>>>

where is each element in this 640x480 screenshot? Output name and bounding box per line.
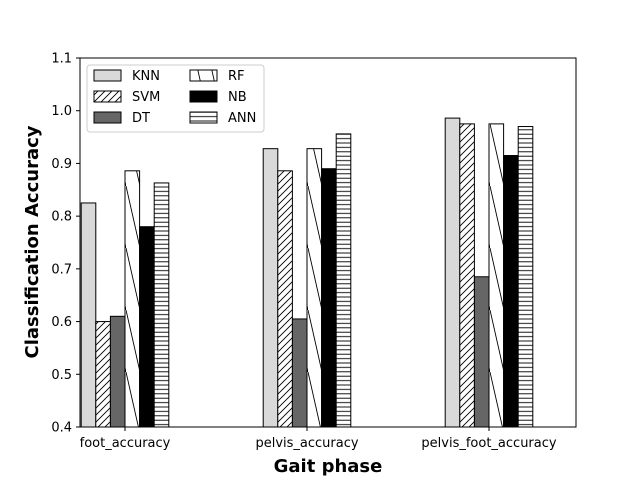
y-tick-label: 1.1: [51, 52, 72, 67]
legend-swatch-ann: [189, 111, 218, 124]
bar-svm-pelvis_accuracy: [277, 170, 293, 428]
legend-swatch-dt: [93, 111, 122, 124]
legend-label-knn: KNN: [132, 69, 160, 84]
legend: KNN SVM DT RF NB ANN: [86, 64, 265, 133]
y-tick-label: 0.9: [51, 157, 72, 172]
bar-knn-pelvis_foot_accuracy: [444, 117, 461, 428]
legend-label-ann: ANN: [228, 111, 256, 126]
bar-svm-pelvis_foot_accuracy: [459, 123, 475, 428]
bar-rf-pelvis_accuracy: [306, 148, 323, 428]
bar-svm-foot_accuracy: [95, 321, 111, 428]
x-tick-label-pelvis_accuracy: pelvis_accuracy: [255, 436, 358, 451]
bar-dt-pelvis_accuracy: [291, 318, 308, 428]
x-tick-label-foot_accuracy: foot_accuracy: [80, 436, 171, 451]
legend-box: [86, 64, 265, 133]
y-tick-label: 0.7: [51, 262, 72, 277]
legend-swatch-knn: [93, 69, 122, 82]
x-tick-label-pelvis_foot_accuracy: pelvis_foot_accuracy: [421, 436, 556, 451]
bar-dt-pelvis_foot_accuracy: [473, 276, 490, 428]
y-axis: 0.4 0.5 0.6 0.7 0.8 0.9 1.0 1.1: [51, 52, 80, 436]
legend-swatch-svm: [93, 90, 122, 103]
bar-ann-pelvis_accuracy: [335, 133, 352, 428]
legend-swatch-rf: [189, 69, 218, 82]
legend-label-nb: NB: [228, 90, 247, 105]
bar-dt-foot_accuracy: [109, 315, 126, 428]
legend-label-svm: SVM: [132, 90, 160, 105]
bar-knn-foot_accuracy: [80, 202, 97, 428]
legend-label-rf: RF: [228, 69, 245, 84]
y-tick-label: 0.4: [51, 421, 72, 436]
bar-knn-pelvis_accuracy: [262, 148, 279, 428]
bar-ann-pelvis_foot_accuracy: [517, 126, 534, 428]
legend-swatch-nb: [189, 90, 218, 103]
bar-nb-pelvis_foot_accuracy: [503, 155, 519, 428]
bar-rf-foot_accuracy: [124, 170, 141, 428]
y-tick-label: 0.5: [51, 368, 72, 383]
bar-nb-foot_accuracy: [139, 226, 155, 428]
x-axis: foot_accuracy pelvis_accuracy pelvis_foot_…: [80, 427, 557, 451]
y-tick-label: 0.6: [51, 315, 72, 330]
bar-rf-pelvis_foot_accuracy: [488, 123, 505, 428]
axes-frame: [79, 57, 577, 428]
bar-nb-pelvis_accuracy: [321, 168, 337, 428]
x-axis-title: Gait phase: [274, 456, 383, 477]
legend-label-dt: DT: [132, 111, 150, 126]
y-axis-title: Classification Accuracy: [22, 125, 43, 358]
y-tick-label: 0.8: [51, 210, 72, 225]
bar-ann-foot_accuracy: [153, 182, 170, 428]
y-tick-label: 1.0: [51, 104, 72, 119]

<<<

● Requirement: Reproduce the listing above, changing each "legend-swatch" to "legend-marker" and keeping every other character the same. Omit the picture.

● Output for this task:
where is each element in this 640x480 screenshot? Output name and bounding box per line.
y-tick-label: 1.1: [51, 52, 72, 67]
legend-marker-ann: [189, 111, 218, 124]
bar-svm-pelvis_accuracy: [277, 170, 293, 428]
legend-marker-dt: [93, 111, 122, 124]
legend-label-knn: KNN: [132, 69, 160, 84]
legend: KNN SVM DT RF NB ANN: [86, 64, 265, 133]
y-tick-label: 0.9: [51, 157, 72, 172]
bar-knn-pelvis_foot_accuracy: [444, 117, 461, 428]
legend-label-ann: ANN: [228, 111, 256, 126]
bar-svm-pelvis_foot_accuracy: [459, 123, 475, 428]
bar-rf-pelvis_accuracy: [306, 148, 323, 428]
bar-svm-foot_accuracy: [95, 321, 111, 428]
x-tick-label-pelvis_accuracy: pelvis_accuracy: [255, 436, 358, 451]
bar-dt-pelvis_accuracy: [291, 318, 308, 428]
x-tick-label-foot_accuracy: foot_accuracy: [80, 436, 171, 451]
legend-box: [86, 64, 265, 133]
y-tick-label: 0.7: [51, 262, 72, 277]
legend-marker-knn: [93, 69, 122, 82]
x-tick-label-pelvis_foot_accuracy: pelvis_foot_accuracy: [421, 436, 556, 451]
bar-dt-pelvis_foot_accuracy: [473, 276, 490, 428]
y-axis: 0.4 0.5 0.6 0.7 0.8 0.9 1.0 1.1: [51, 52, 80, 436]
legend-marker-svm: [93, 90, 122, 103]
bar-ann-pelvis_accuracy: [335, 133, 352, 428]
legend-marker-rf: [189, 69, 218, 82]
legend-label-nb: NB: [228, 90, 247, 105]
bar-dt-foot_accuracy: [109, 315, 126, 428]
legend-label-svm: SVM: [132, 90, 160, 105]
bar-knn-foot_accuracy: [80, 202, 97, 428]
legend-label-rf: RF: [228, 69, 245, 84]
y-tick-label: 0.4: [51, 421, 72, 436]
bar-knn-pelvis_accuracy: [262, 148, 279, 428]
bar-ann-pelvis_foot_accuracy: [517, 126, 534, 428]
legend-marker-nb: [189, 90, 218, 103]
bar-nb-pelvis_foot_accuracy: [503, 155, 519, 428]
bar-rf-foot_accuracy: [124, 170, 141, 428]
y-tick-label: 0.5: [51, 368, 72, 383]
bar-nb-foot_accuracy: [139, 226, 155, 428]
x-axis: foot_accuracy pelvis_accuracy pelvis_foot_…: [80, 427, 557, 451]
y-tick-label: 0.6: [51, 315, 72, 330]
bar-rf-pelvis_foot_accuracy: [488, 123, 505, 428]
axes-frame: [79, 57, 577, 428]
bar-nb-pelvis_accuracy: [321, 168, 337, 428]
x-axis-title: Gait phase: [274, 456, 383, 477]
legend-label-dt: DT: [132, 111, 150, 126]
y-axis-title: Classification Accuracy: [22, 125, 43, 358]
y-tick-label: 0.8: [51, 210, 72, 225]
bar-ann-foot_accuracy: [153, 182, 170, 428]
y-tick-label: 1.0: [51, 104, 72, 119]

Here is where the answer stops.